►

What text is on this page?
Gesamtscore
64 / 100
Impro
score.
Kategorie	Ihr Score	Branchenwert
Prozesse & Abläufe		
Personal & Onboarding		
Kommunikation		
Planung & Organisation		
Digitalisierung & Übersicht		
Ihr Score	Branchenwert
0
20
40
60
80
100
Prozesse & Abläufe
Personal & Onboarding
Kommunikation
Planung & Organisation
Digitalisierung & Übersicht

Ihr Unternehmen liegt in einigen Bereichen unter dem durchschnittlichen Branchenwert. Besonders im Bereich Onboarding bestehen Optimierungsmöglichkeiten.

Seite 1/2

◄
►

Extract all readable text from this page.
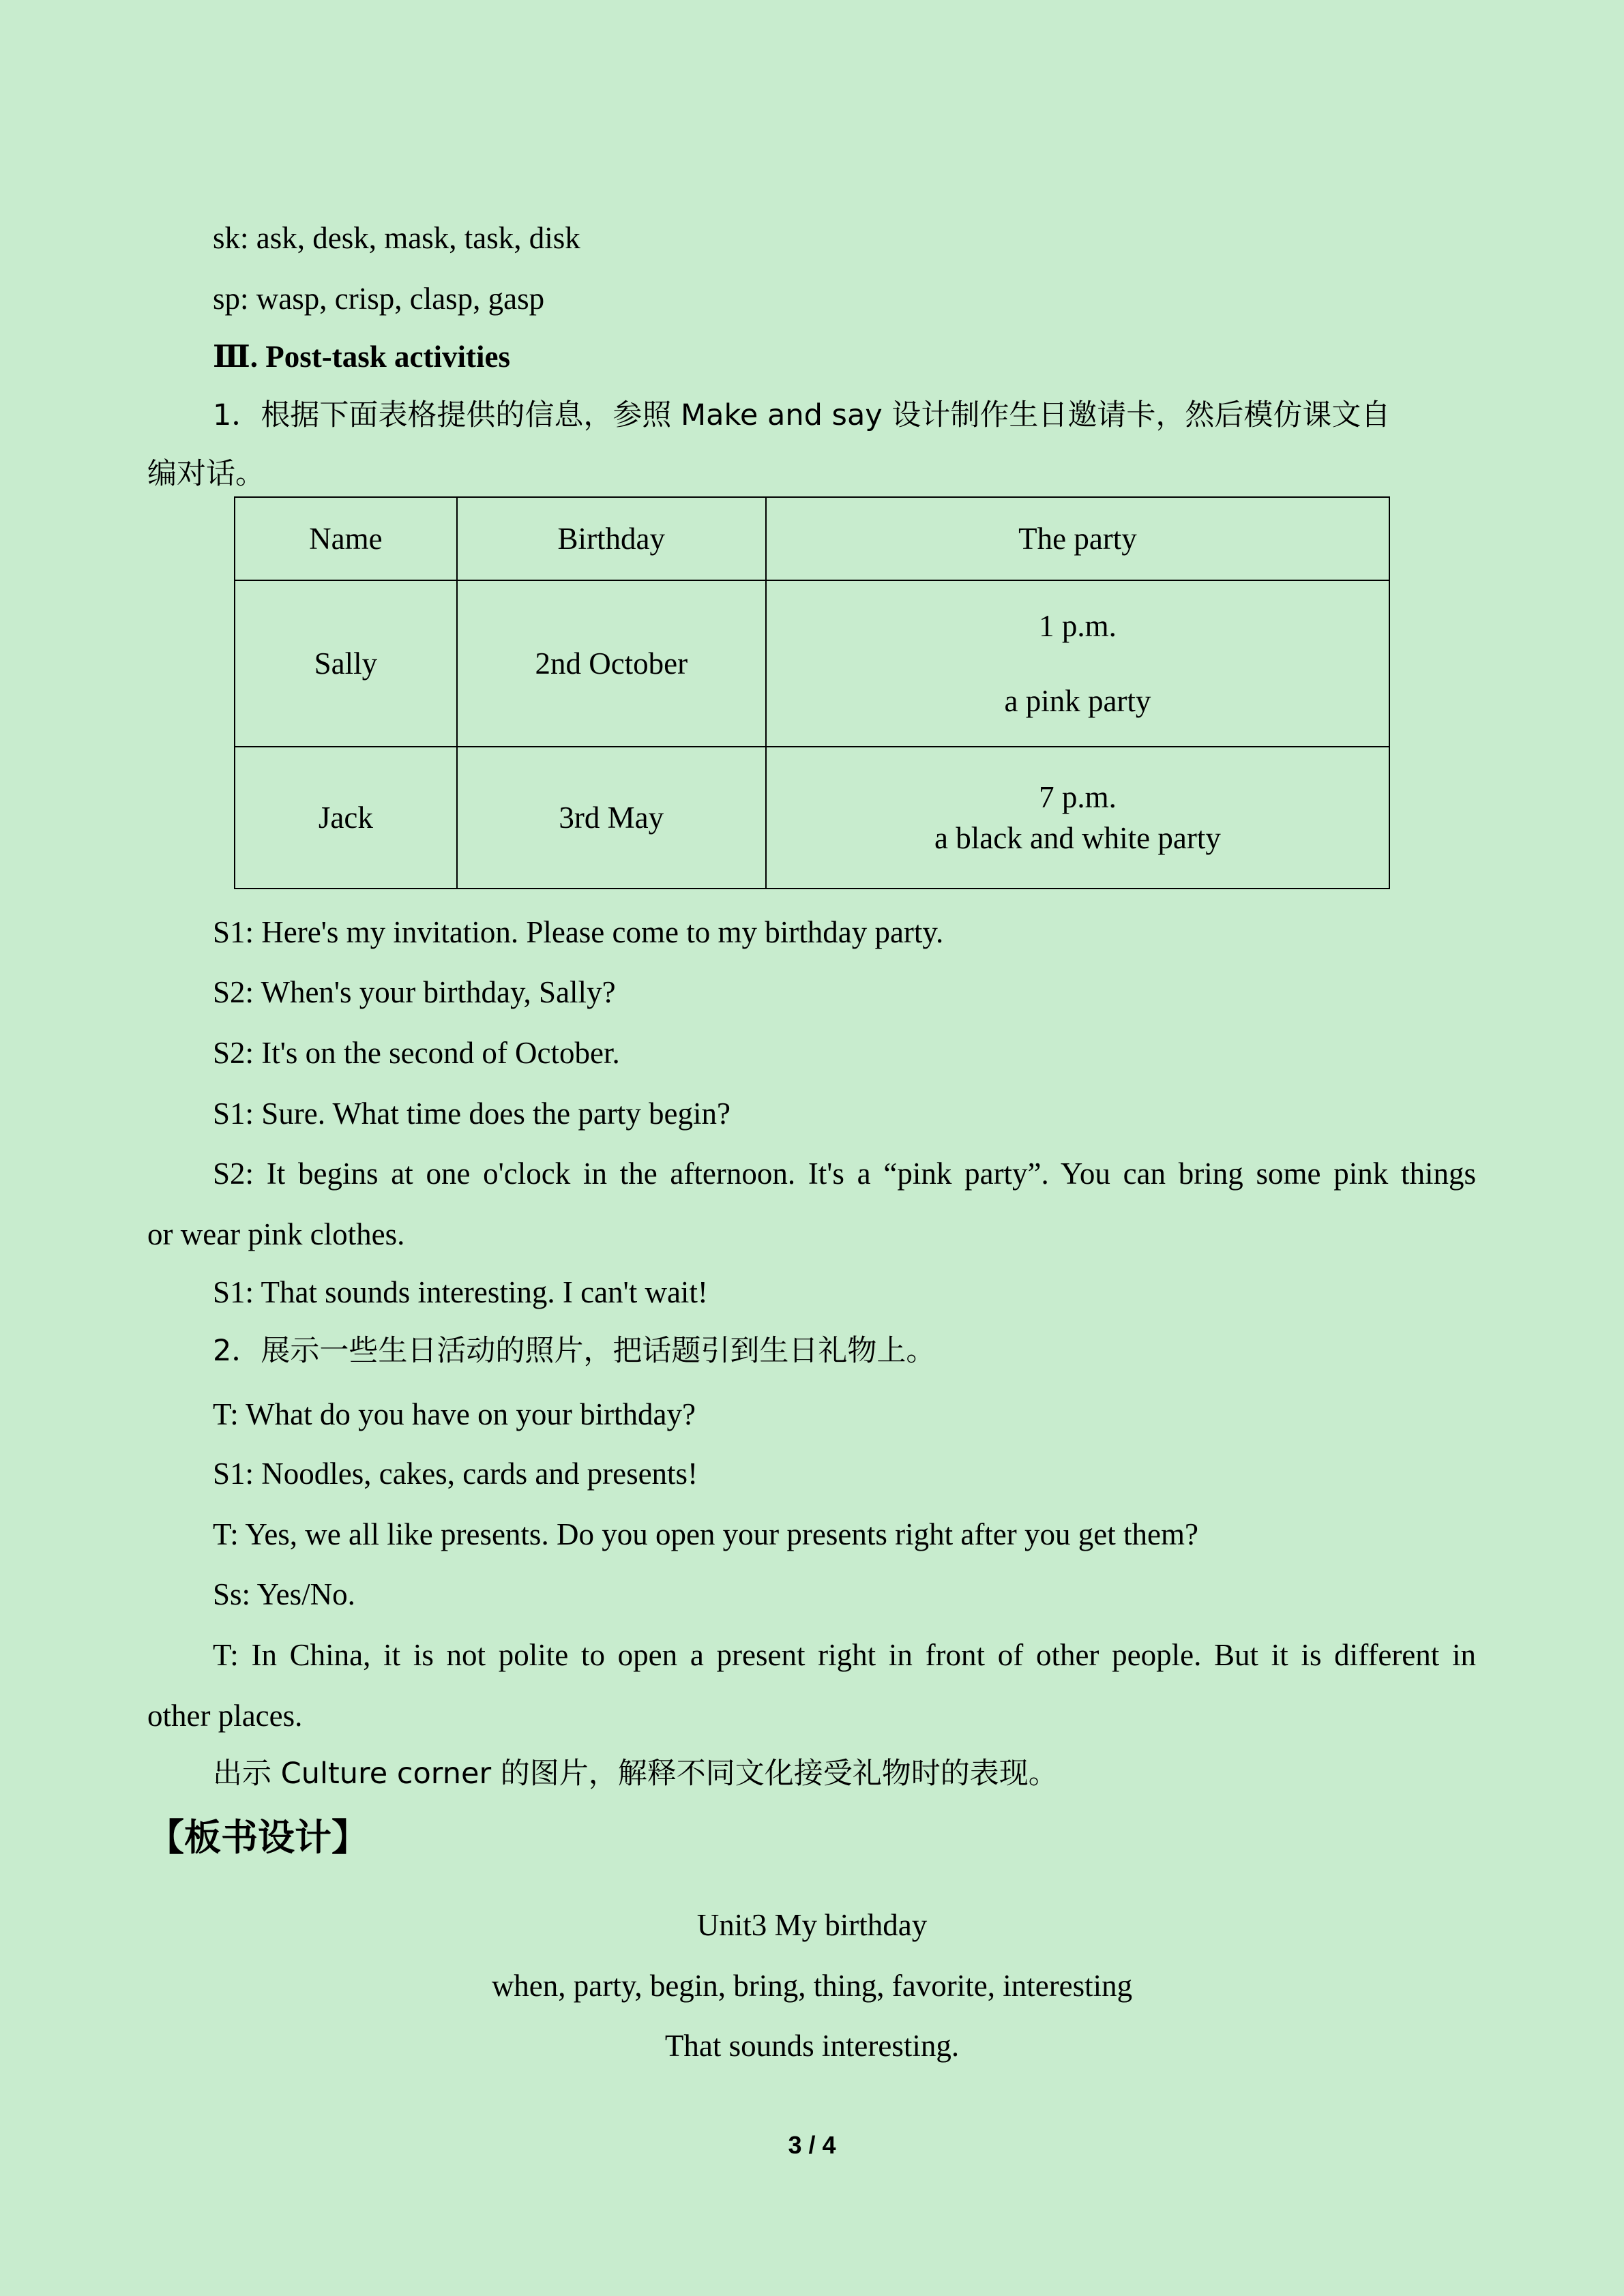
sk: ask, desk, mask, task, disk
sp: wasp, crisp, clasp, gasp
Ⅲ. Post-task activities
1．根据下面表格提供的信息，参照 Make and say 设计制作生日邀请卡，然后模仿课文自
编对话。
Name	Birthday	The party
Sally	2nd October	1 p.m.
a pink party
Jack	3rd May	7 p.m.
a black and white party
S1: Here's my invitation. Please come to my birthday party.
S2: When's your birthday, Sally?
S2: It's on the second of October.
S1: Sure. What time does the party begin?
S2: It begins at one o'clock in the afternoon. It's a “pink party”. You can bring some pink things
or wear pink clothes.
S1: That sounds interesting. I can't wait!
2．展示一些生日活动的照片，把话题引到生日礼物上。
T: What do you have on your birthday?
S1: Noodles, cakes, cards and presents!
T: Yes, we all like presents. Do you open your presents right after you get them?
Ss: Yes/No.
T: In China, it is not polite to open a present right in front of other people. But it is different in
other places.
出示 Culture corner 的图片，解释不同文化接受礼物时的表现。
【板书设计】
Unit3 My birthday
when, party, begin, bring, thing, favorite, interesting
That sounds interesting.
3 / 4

◄
►

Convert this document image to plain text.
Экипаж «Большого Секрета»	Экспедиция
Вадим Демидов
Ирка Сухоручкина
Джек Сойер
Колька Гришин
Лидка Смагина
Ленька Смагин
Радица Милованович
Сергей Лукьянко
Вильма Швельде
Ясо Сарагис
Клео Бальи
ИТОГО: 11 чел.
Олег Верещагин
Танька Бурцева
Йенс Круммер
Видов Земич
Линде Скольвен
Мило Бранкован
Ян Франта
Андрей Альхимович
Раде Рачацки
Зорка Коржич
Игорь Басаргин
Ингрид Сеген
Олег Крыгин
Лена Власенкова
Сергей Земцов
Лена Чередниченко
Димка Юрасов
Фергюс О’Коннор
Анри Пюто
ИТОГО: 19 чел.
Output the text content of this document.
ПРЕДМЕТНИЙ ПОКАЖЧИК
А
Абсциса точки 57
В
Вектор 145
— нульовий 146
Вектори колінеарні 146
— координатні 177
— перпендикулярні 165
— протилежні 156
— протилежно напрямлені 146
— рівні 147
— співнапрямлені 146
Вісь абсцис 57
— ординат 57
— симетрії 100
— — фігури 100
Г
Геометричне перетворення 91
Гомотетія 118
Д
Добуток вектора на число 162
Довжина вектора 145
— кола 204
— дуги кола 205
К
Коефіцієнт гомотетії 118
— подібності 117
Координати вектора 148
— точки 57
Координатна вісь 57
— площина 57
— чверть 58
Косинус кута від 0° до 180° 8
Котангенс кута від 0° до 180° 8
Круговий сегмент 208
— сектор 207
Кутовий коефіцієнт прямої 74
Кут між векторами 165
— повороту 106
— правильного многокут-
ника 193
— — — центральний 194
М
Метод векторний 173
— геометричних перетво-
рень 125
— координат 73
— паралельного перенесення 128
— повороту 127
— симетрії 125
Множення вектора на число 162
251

◄

> _EXERCISE DIRECTIONS_
Show every line in the entries where the string "Personal" occurs.

> _WORKED ANSWER_
Personal & Onboarding		
Personal & Onboarding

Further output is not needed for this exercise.